§ **TO-DO LIST**:
A: Using the Christmas song thread below, decide whether each statement agrees with it: (i) Julie names "Christmas Vacation" by Mavis Staples as her favorite song; (ii) Brian's favorite is "Blue Christmas"; (iii) Runningwolf confirms JohnT's guess about the Porky Pig song. Answer yes or no for each and quote the words of the thread that settle it.
B: Extend the Christmas song thread below from its last line.

§ **PAGE**:
start
# Favorite and most hated Xmas song



## JohnT (Dec 22, 2010)

OK, 

We covered movies. How about music.. 

Favorite: The barking dogs "jingle bells". This just about sums up the holidays for me. 

Least favorite: Maria Carrey - "all i want for christmas is you". I find that this song is a load of bull. Don't believe me? Well, just make it a point to NOT buy your loved one a present. When you start to get complaints, simply say "you have *ME* for christmas. See what happens!


----------



## Julie (Dec 22, 2010)

Can't think of my favorite but the one I hate and that is all I am hearing on the radio is "Didn't I get that last year?" by Bob Rivers


----------



## Runningwolf (Dec 22, 2010)

I don't know the name of it but I heard it this morning and it was being sung by Porky Pig. It was really stupid!


----------



## Brian (Dec 22, 2010)

Well I am not sure what my most hated is but probably any of them played in November or after the 2nd week of Jan haha but my favorite is White Christmas by Bing...


----------



## Julie (Dec 22, 2010)

My favorite song is "Christmas Vacation" by Mavis Staples. How could I forget this song from the best Christmas movie!


----------



## JohnT (Dec 22, 2010)

Runningwolf said:


> I don't know the name of it but I heard it this morning and it was being sung by Porky Pig. It was really stupid!



I believe that it is .. 


Buh de buh de buh de buh blue christmas (old elvis song).


----------



## Runningwolf (Dec 22, 2010)

JohnT said:


> I believe that it is ..
> 
> 
> Buh de buh de buh de buh blue christmas (old elvis song).



thats it!


----------



## KSmith3011 (Dec 22, 2010)

Favorite "Little Drummer Boy" (original)
Hate I'm "Mr. Heat Miser" from Rudolf


----------



## millwright01 (Dec 22, 2010)
end
§ **SUPPLIED ENTRIES**:
start
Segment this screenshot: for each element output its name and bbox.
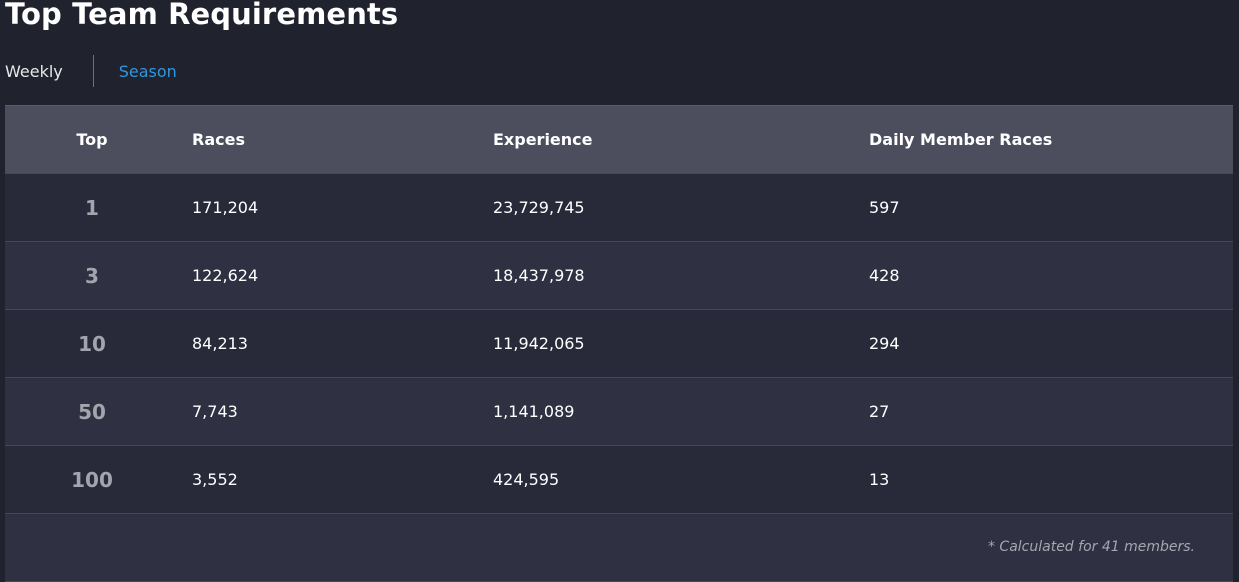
table-row: 100 3,552 424,595 13 bbox=[5, 446, 1233, 514]
table-header-row: Top Races Experience Daily Member Races bbox=[5, 106, 1233, 174]
experience-cell: 1,141,089 bbox=[493, 402, 575, 421]
experience-cell: 11,942,065 bbox=[493, 334, 585, 353]
tab-divider bbox=[92, 55, 94, 87]
table-row: 3 122,624 18,437,978 428 bbox=[5, 242, 1233, 310]
daily-member-races-cell: 13 bbox=[869, 470, 890, 489]
daily-member-races-cell: 294 bbox=[869, 334, 900, 353]
tab-weekly[interactable]: Weekly bbox=[5, 61, 63, 81]
rank-cell: 3 bbox=[85, 263, 99, 288]
page-title: Top Team Requirements bbox=[5, 0, 399, 31]
footnote: * Calculated for 41 members. bbox=[987, 539, 1195, 555]
races-cell: 122,624 bbox=[192, 266, 259, 285]
daily-member-races-cell: 428 bbox=[869, 266, 900, 285]
rank-cell: 10 bbox=[78, 331, 106, 356]
races-cell: 84,213 bbox=[192, 334, 248, 353]
races-cell: 7,743 bbox=[192, 402, 238, 421]
column-header-experience: Experience bbox=[493, 130, 593, 149]
table-row: 1 171,204 23,729,745 597 bbox=[5, 174, 1233, 242]
rank-cell: 50 bbox=[78, 399, 106, 424]
races-cell: 3,552 bbox=[192, 470, 238, 489]
experience-cell: 18,437,978 bbox=[493, 266, 585, 285]
daily-member-races-cell: 597 bbox=[869, 198, 900, 217]
races-cell: 171,204 bbox=[192, 198, 259, 217]
table-row: 10 84,213 11,942,065 294 bbox=[5, 310, 1233, 378]
period-tabs: Weekly Season bbox=[5, 55, 177, 87]
table-footer: * Calculated for 41 members. bbox=[5, 514, 1233, 582]
requirements-table: Top Races Experience Daily Member Races … bbox=[5, 105, 1233, 582]
daily-member-races-cell: 27 bbox=[869, 402, 890, 421]
column-header-daily-member-races: Daily Member Races bbox=[869, 130, 1053, 149]
rank-cell: 1 bbox=[85, 195, 99, 220]
experience-cell: 23,729,745 bbox=[493, 198, 585, 217]
column-header-top: Top bbox=[76, 130, 108, 149]
experience-cell: 424,595 bbox=[493, 470, 560, 489]
rank-cell: 100 bbox=[71, 467, 113, 492]
table-row: 50 7,743 1,141,089 27 bbox=[5, 378, 1233, 446]
column-header-races: Races bbox=[192, 130, 245, 149]
tab-season[interactable]: Season bbox=[118, 61, 177, 81]
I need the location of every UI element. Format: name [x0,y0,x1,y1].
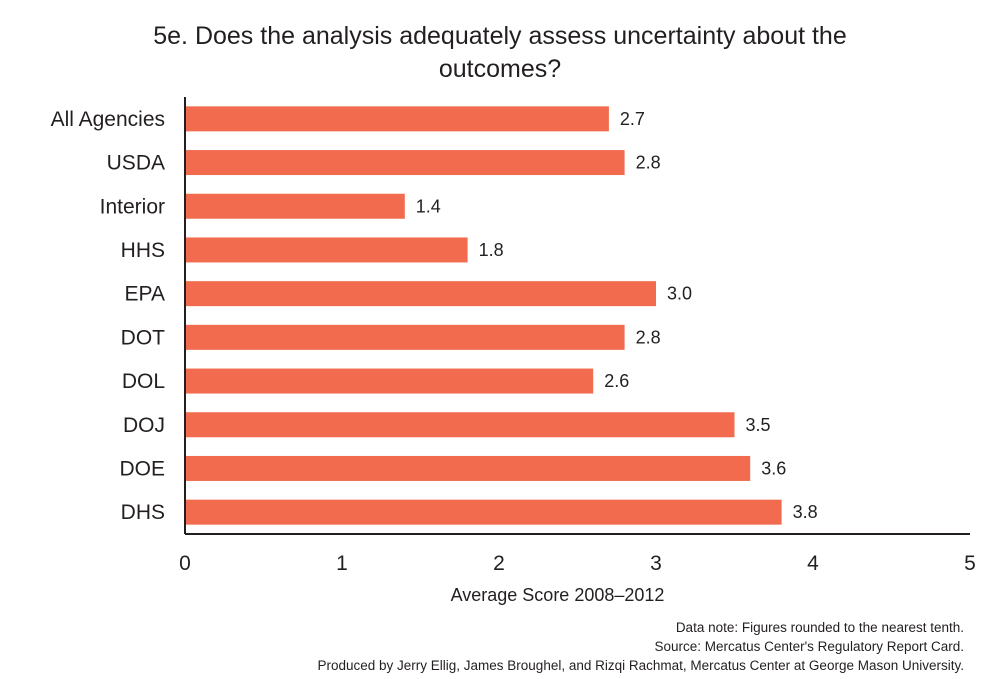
value-label: 1.4 [416,196,441,216]
bar-interior [185,193,405,219]
x-tick-label: 5 [964,552,976,575]
bar-dot [185,324,625,350]
category-label: DOL [122,370,165,393]
bar-doe [185,455,751,481]
value-label: 2.8 [636,327,661,347]
bar-epa [185,281,656,307]
category-label: DHS [121,501,165,524]
chart-notes: Data note: Figures rounded to the neares… [317,618,964,675]
produced-by-note: Produced by Jerry Ellig, James Broughel,… [317,658,964,673]
bar-hhs [185,237,468,263]
chart-title: 5e. Does the analysis adequately assess … [0,20,1000,86]
x-axis-label: Average Score 2008–2012 [451,585,665,605]
bar-all-agencies [185,106,609,132]
x-tick-label: 4 [807,552,819,575]
x-tick-label: 0 [179,552,191,575]
category-label: USDA [107,152,165,175]
chart-title-line-1: 5e. Does the analysis adequately assess … [153,22,847,50]
source-note: Source: Mercatus Center's Regulatory Rep… [654,639,964,654]
x-tick-label: 2 [493,552,505,575]
x-tick-label: 1 [336,552,348,575]
category-label: EPA [125,283,165,306]
bar-doj [185,412,735,438]
chart-title-line-2: outcomes? [438,55,562,83]
category-label: HHS [121,239,165,262]
category-label: All Agencies [51,108,165,131]
value-label: 1.8 [479,240,504,260]
bar-usda [185,150,625,176]
value-label: 3.5 [746,415,771,435]
value-label: 2.6 [604,371,629,391]
value-label: 3.8 [793,502,818,522]
value-label: 3.6 [761,458,786,478]
value-label: 2.8 [636,153,661,173]
bar-dol [185,368,594,394]
bar-dhs [185,499,782,525]
category-label: DOE [119,457,165,480]
x-tick-label: 3 [650,552,662,575]
value-label: 3.0 [667,284,692,304]
category-label: Interior [100,195,165,218]
data-note: Data note: Figures rounded to the neares… [675,620,964,635]
category-label: DOJ [123,414,165,437]
category-label: DOT [121,326,166,349]
value-label: 2.7 [620,109,645,129]
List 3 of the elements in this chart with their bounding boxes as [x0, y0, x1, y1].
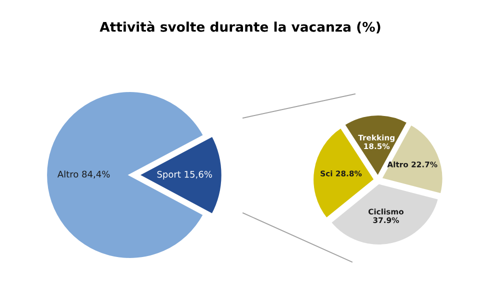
- slice-label: Sport 15,6%: [157, 170, 212, 180]
- chart-title: Attività svolte durante la vacanza (%): [100, 21, 380, 34]
- slice-label: Altro 84,4%: [57, 170, 110, 178]
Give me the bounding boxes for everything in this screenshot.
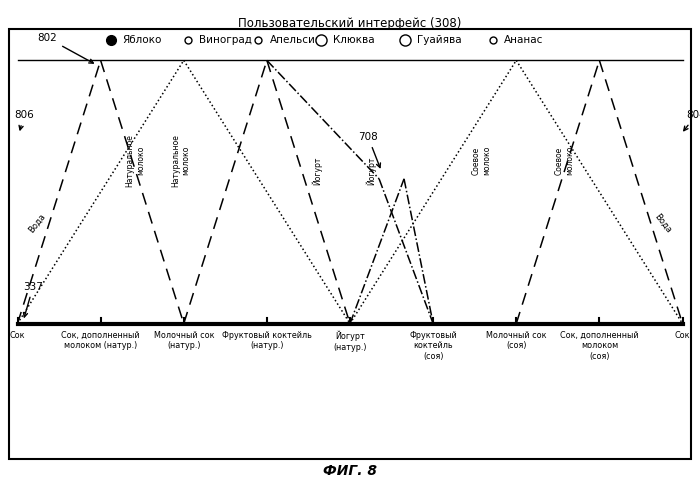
end
§ **FINAL ANSWERS**:
A:
(i) Yes: "My favorite song is "Christmas Vacation" by Mavis Staples."
(ii) No: "my favorite is White Christmas by Bing..."
(iii) Yes: "thats it!"

B:
My favorite is Bob and Doug Mackenzie's 12 days of Christmas.
Can't think of one that really bothers me to hear though!


----------



## Minnesotamaker (Dec 22, 2010)

*Favorite: Grandma Got Run Over By A Reindeer*
[ame="http://www.youtube.com/watch?v=QFD1fhC037s&feature=related"]http://www.youtube.com/watch?v=QFD1fhC037s&feature=related[/ame]
---------------------------------------------------

*Hated:Grandma Got Molested At The Airport*
[ame="http://www.youtube.com/watch?v=2Qdb6wC0Iz4"]http://www.youtube.com/watch?v=2Qdb6wC0Iz4[/ame]
---------------------------------------------------


----------



## Runningwolf (Dec 22, 2010)

OMG Lon thats the first I ever heard that song ROFLMAO. All I could think is yep thats the same guy that introduced everyone to Skeeter Pee!


----------



## twistedvine (Dec 23, 2010)

Most favorite would have to be "Dominic the Donkey"

Least favorite would have to be everything else but mostly "Santa Baby" can't stand it


----------



## JohnT (Dec 23, 2010)

A freind of mine loves the "grandma got ran over by a raindeer". By the singer has two additional songs that are also funny.. 

"Please don't make me sing that christmas song again" 

and 

"Grandpa's gonna sue the pants off of Santa"


(No fooling, by the same guy, I heard them)


----------



## rodo (Dec 23, 2010)

I have about 35 that play in my Christmas favorites play list but the top picks for me are.
Old City Bar - Trans Siberian Orchestra
I Belive in Father Christmas - Emerson Lake & Palmer


----------



## Julie (Dec 23, 2010)

A good sing along Christmas song is "Please Come Home for Christmas" by the Eagles


----------



## JohnT (Dec 23, 2010)

Julie said:


> A good sing along Christmas song is "Please Come Home for Christmas" by the Eagles



Don Henley [sic?] really belts that one out there! Awesome song!


----------



## Julie (Dec 23, 2010)

And "Wonderful Christmastime" by Paul McCartney and the Wings. Another great one.


----------



## frohe (Dec 23, 2010)

JohnT said:


> OK,
> 
> Favorite: The barking dogs "jingle bells". This just about sums up the holidays for me.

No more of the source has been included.